* start RECORDS FOR PROCESSING *
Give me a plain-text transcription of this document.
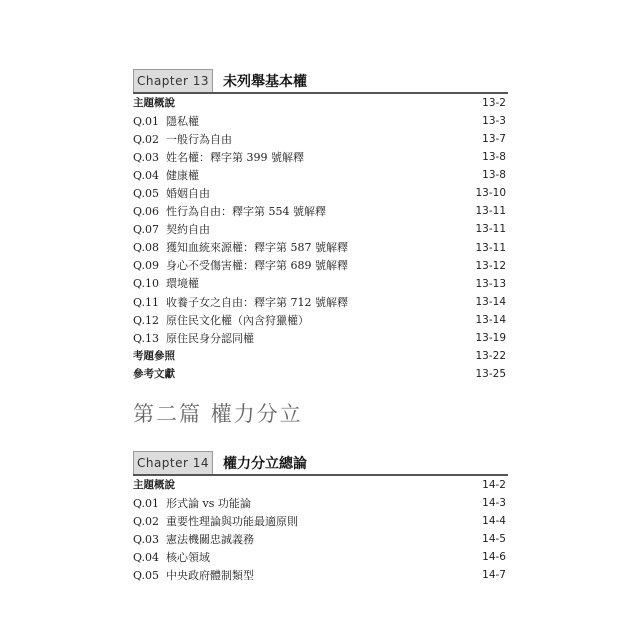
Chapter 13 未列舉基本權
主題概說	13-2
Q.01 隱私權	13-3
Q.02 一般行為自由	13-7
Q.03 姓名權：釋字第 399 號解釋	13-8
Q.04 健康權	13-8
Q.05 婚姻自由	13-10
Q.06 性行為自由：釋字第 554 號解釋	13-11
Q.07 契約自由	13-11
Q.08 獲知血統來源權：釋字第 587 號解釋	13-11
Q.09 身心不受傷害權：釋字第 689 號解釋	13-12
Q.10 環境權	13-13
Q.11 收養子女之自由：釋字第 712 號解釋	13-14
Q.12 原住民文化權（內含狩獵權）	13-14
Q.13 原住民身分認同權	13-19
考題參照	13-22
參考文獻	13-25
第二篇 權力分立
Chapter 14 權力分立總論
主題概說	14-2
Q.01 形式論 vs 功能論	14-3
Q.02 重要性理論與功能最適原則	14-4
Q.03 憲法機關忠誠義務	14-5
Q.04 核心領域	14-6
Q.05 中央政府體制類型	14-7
* end RECORDS FOR PROCESSING *
**YOUR INSTRUCTIONS**. Copy out every line of the listing that contains the string "Chapter".

**REPLY**.
Chapter 13 未列舉基本權
Chapter 14 權力分立總論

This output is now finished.